Entries from a visual dataset:
.....

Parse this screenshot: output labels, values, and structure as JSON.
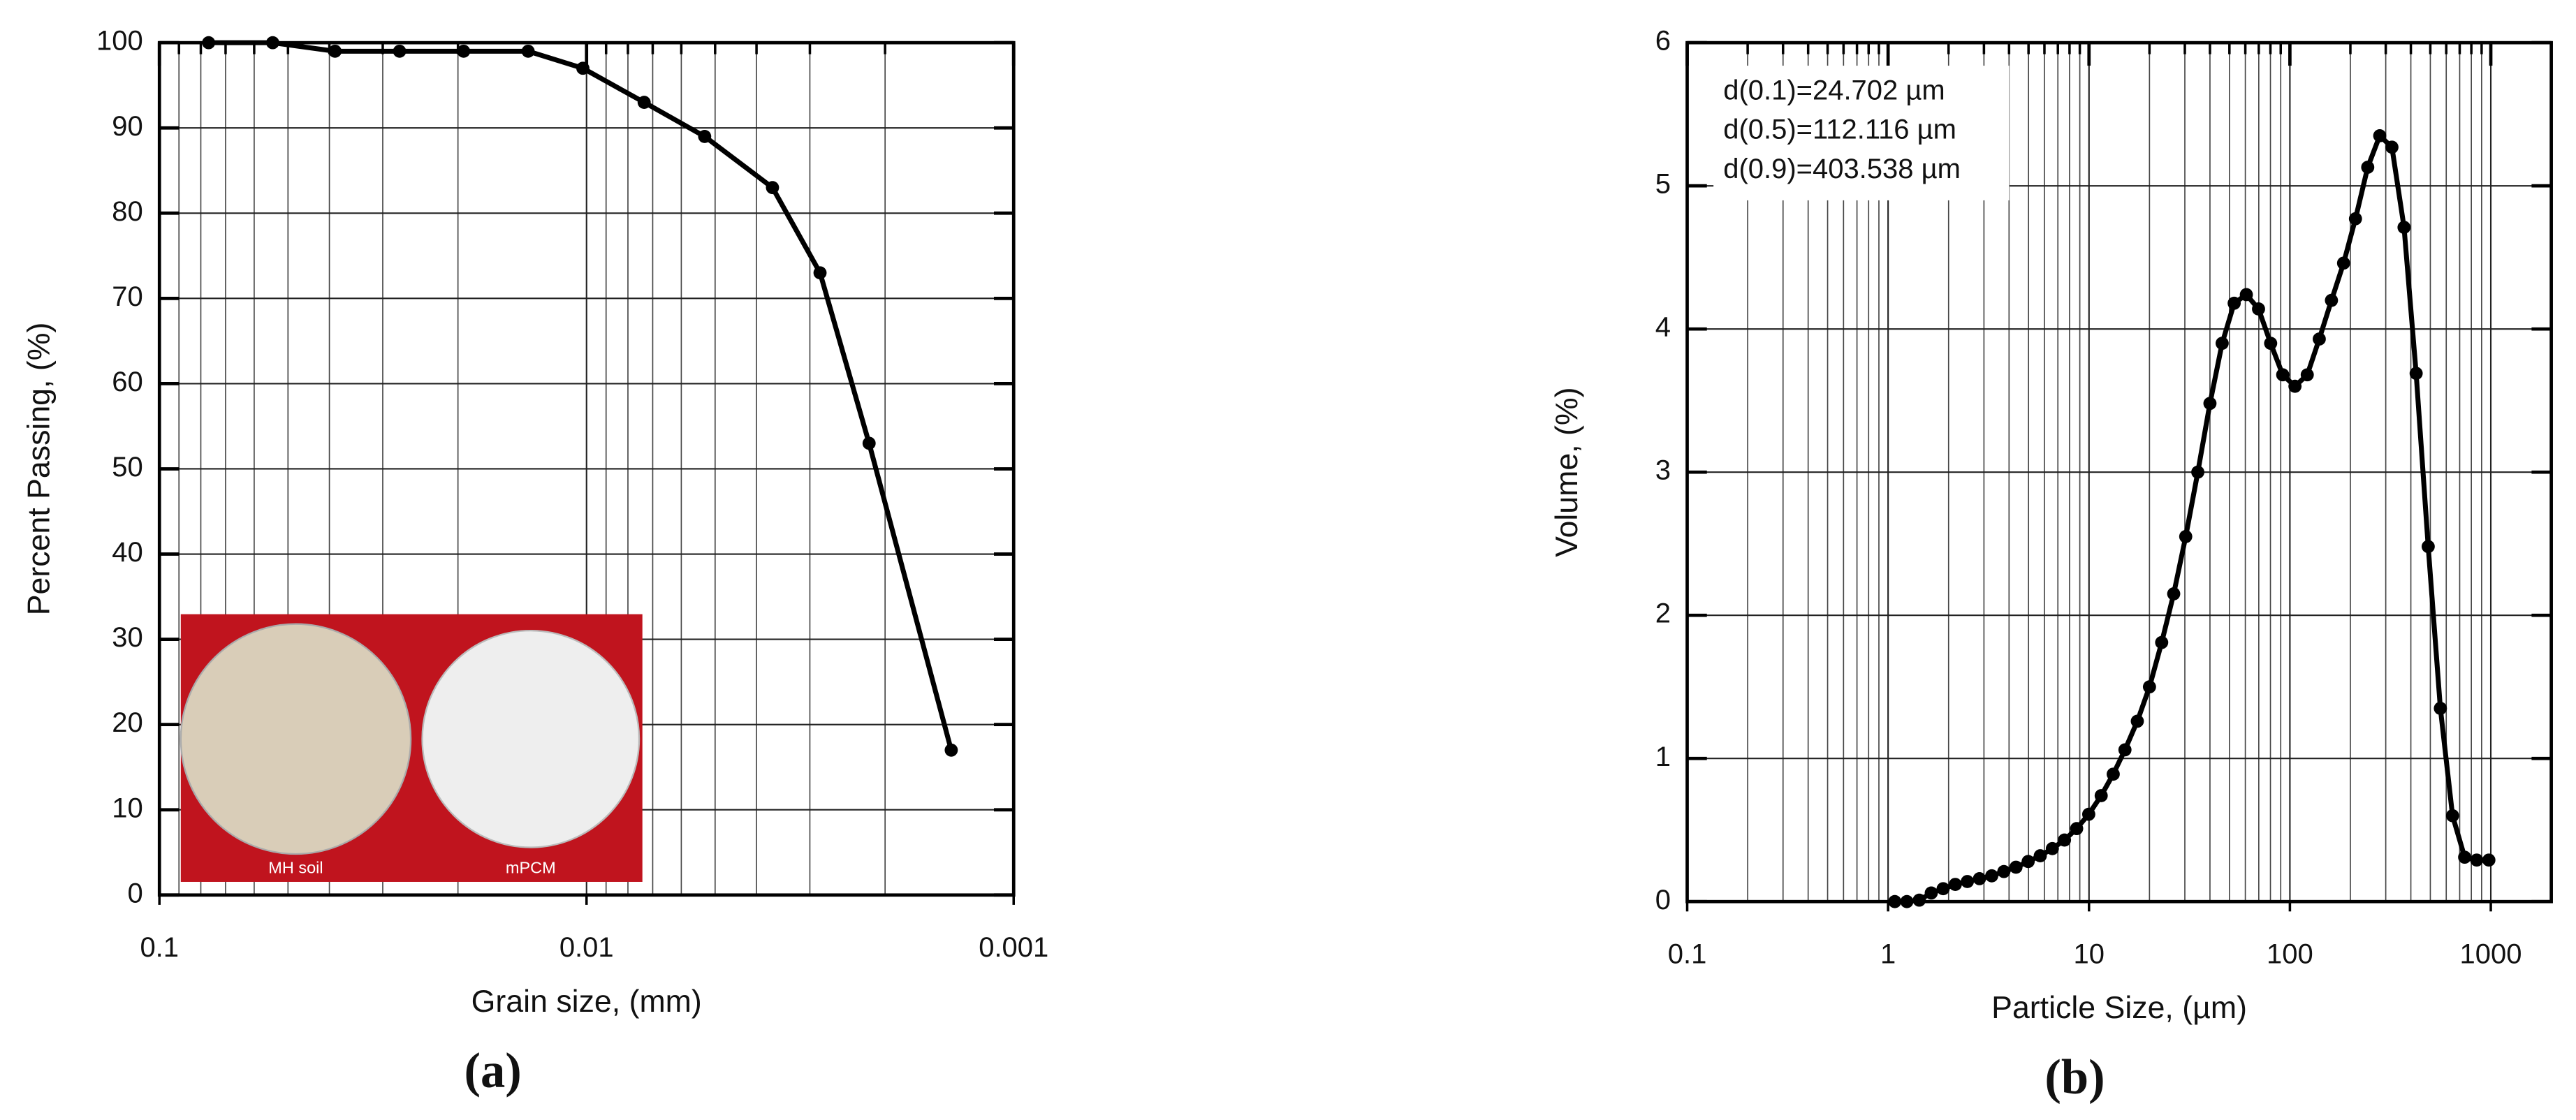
{
  "chart_data": [
    {
      "type": "line",
      "panel_label": "(a)",
      "xlabel": "Grain size, (mm)",
      "ylabel": "Percent Passing, (%)",
      "xscale": "log",
      "grid": true,
      "color": "#000000",
      "x": [
        0.0767,
        0.0543,
        0.0388,
        0.0274,
        0.0194,
        0.0137,
        0.0102,
        0.00733,
        0.00529,
        0.00367,
        0.00284,
        0.00218,
        0.0014
      ],
      "values": [
        100,
        100,
        99,
        99,
        99,
        99,
        97,
        93,
        89,
        83,
        73,
        53,
        17
      ],
      "xlim": [
        0.1,
        0.001
      ],
      "xticks": [
        0.1,
        0.01,
        0.001
      ],
      "xminorticks": [
        0.09,
        0.08,
        0.07,
        0.06,
        0.05,
        0.04,
        0.03,
        0.02,
        0.009,
        0.008,
        0.007,
        0.006,
        0.005,
        0.004,
        0.003,
        0.002
      ],
      "ylim": [
        0,
        100
      ],
      "yticks": [
        0,
        10,
        20,
        30,
        40,
        50,
        60,
        70,
        80,
        90,
        100
      ],
      "inset_labels": [
        "MH soil",
        "mPCM"
      ]
    },
    {
      "type": "line",
      "panel_label": "(b)",
      "xlabel": "Particle Size, (µm)",
      "ylabel": "Volume, (%)",
      "xscale": "log",
      "grid": true,
      "color": "#000000",
      "annotations": [
        "d(0.1)=24.702 µm",
        "d(0.5)=112.116 µm",
        "d(0.9)=403.538 µm"
      ],
      "x": [
        1.08,
        1.24,
        1.43,
        1.64,
        1.88,
        2.16,
        2.48,
        2.85,
        3.28,
        3.77,
        4.33,
        4.98,
        5.72,
        6.57,
        7.55,
        8.68,
        9.97,
        11.5,
        13.2,
        15.1,
        17.4,
        20.0,
        23.0,
        26.4,
        30.3,
        34.8,
        40.0,
        46.0,
        52.8,
        60.7,
        69.8,
        80.2,
        92.1,
        106,
        122,
        140,
        161,
        185,
        212,
        244,
        280,
        322,
        370,
        425,
        488,
        561,
        645,
        741,
        851,
        978
      ],
      "values": [
        0,
        0,
        0.01,
        0.06,
        0.09,
        0.12,
        0.14,
        0.16,
        0.18,
        0.21,
        0.24,
        0.28,
        0.32,
        0.37,
        0.43,
        0.51,
        0.61,
        0.74,
        0.89,
        1.06,
        1.26,
        1.5,
        1.81,
        2.15,
        2.55,
        3.0,
        3.48,
        3.9,
        4.18,
        4.24,
        4.14,
        3.9,
        3.68,
        3.6,
        3.68,
        3.93,
        4.2,
        4.46,
        4.77,
        5.13,
        5.35,
        5.27,
        4.71,
        3.69,
        2.48,
        1.35,
        0.6,
        0.31,
        0.29,
        0.29
      ],
      "xlim": [
        0.1,
        2000
      ],
      "xticks": [
        0.1,
        1,
        10,
        100,
        1000
      ],
      "xminorticks": [
        0.2,
        0.3,
        0.4,
        0.5,
        0.6,
        0.7,
        0.8,
        0.9,
        2,
        3,
        4,
        5,
        6,
        7,
        8,
        9,
        20,
        30,
        40,
        50,
        60,
        70,
        80,
        90,
        200,
        300,
        400,
        500,
        600,
        700,
        800,
        900
      ],
      "ylim": [
        0,
        6
      ],
      "yticks": [
        0,
        1,
        2,
        3,
        4,
        5,
        6
      ]
    }
  ]
}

.....

» **JOB**
Copy every record above exactly as written, but leave out the pictures.

» **TASK RESULT**
Parse this screenshot: output labels, values, and structure as JSON.
{
  "chart_data": [
    {
      "type": "line",
      "panel_label": "(a)",
      "xlabel": "Grain size, (mm)",
      "ylabel": "Percent Passing, (%)",
      "xscale": "log",
      "grid": true,
      "color": "#000000",
      "x": [
        0.0767,
        0.0543,
        0.0388,
        0.0274,
        0.0194,
        0.0137,
        0.0102,
        0.00733,
        0.00529,
        0.00367,
        0.00284,
        0.00218,
        0.0014
      ],
      "values": [
        100,
        100,
        99,
        99,
        99,
        99,
        97,
        93,
        89,
        83,
        73,
        53,
        17
      ],
      "xlim": [
        0.1,
        0.001
      ],
      "xticks": [
        0.1,
        0.01,
        0.001
      ],
      "xminorticks": [
        0.09,
        0.08,
        0.07,
        0.06,
        0.05,
        0.04,
        0.03,
        0.02,
        0.009,
        0.008,
        0.007,
        0.006,
        0.005,
        0.004,
        0.003,
        0.002
      ],
      "ylim": [
        0,
        100
      ],
      "yticks": [
        0,
        10,
        20,
        30,
        40,
        50,
        60,
        70,
        80,
        90,
        100
      ],
      "inset_labels": [
        "MH soil",
        "mPCM"
      ]
    },
    {
      "type": "line",
      "panel_label": "(b)",
      "xlabel": "Particle Size, (µm)",
      "ylabel": "Volume, (%)",
      "xscale": "log",
      "grid": true,
      "color": "#000000",
      "annotations": [
        "d(0.1)=24.702 µm",
        "d(0.5)=112.116 µm",
        "d(0.9)=403.538 µm"
      ],
      "x": [
        1.08,
        1.24,
        1.43,
        1.64,
        1.88,
        2.16,
        2.48,
        2.85,
        3.28,
        3.77,
        4.33,
        4.98,
        5.72,
        6.57,
        7.55,
        8.68,
        9.97,
        11.5,
        13.2,
        15.1,
        17.4,
        20.0,
        23.0,
        26.4,
        30.3,
        34.8,
        40.0,
        46.0,
        52.8,
        60.7,
        69.8,
        80.2,
        92.1,
        106,
        122,
        140,
        161,
        185,
        212,
        244,
        280,
        322,
        370,
        425,
        488,
        561,
        645,
        741,
        851,
        978
      ],
      "values": [
        0,
        0,
        0.01,
        0.06,
        0.09,
        0.12,
        0.14,
        0.16,
        0.18,
        0.21,
        0.24,
        0.28,
        0.32,
        0.37,
        0.43,
        0.51,
        0.61,
        0.74,
        0.89,
        1.06,
        1.26,
        1.5,
        1.81,
        2.15,
        2.55,
        3.0,
        3.48,
        3.9,
        4.18,
        4.24,
        4.14,
        3.9,
        3.68,
        3.6,
        3.68,
        3.93,
        4.2,
        4.46,
        4.77,
        5.13,
        5.35,
        5.27,
        4.71,
        3.69,
        2.48,
        1.35,
        0.6,
        0.31,
        0.29,
        0.29
      ],
      "xlim": [
        0.1,
        2000
      ],
      "xticks": [
        0.1,
        1,
        10,
        100,
        1000
      ],
      "xminorticks": [
        0.2,
        0.3,
        0.4,
        0.5,
        0.6,
        0.7,
        0.8,
        0.9,
        2,
        3,
        4,
        5,
        6,
        7,
        8,
        9,
        20,
        30,
        40,
        50,
        60,
        70,
        80,
        90,
        200,
        300,
        400,
        500,
        600,
        700,
        800,
        900
      ],
      "ylim": [
        0,
        6
      ],
      "yticks": [
        0,
        1,
        2,
        3,
        4,
        5,
        6
      ]
    }
  ]
}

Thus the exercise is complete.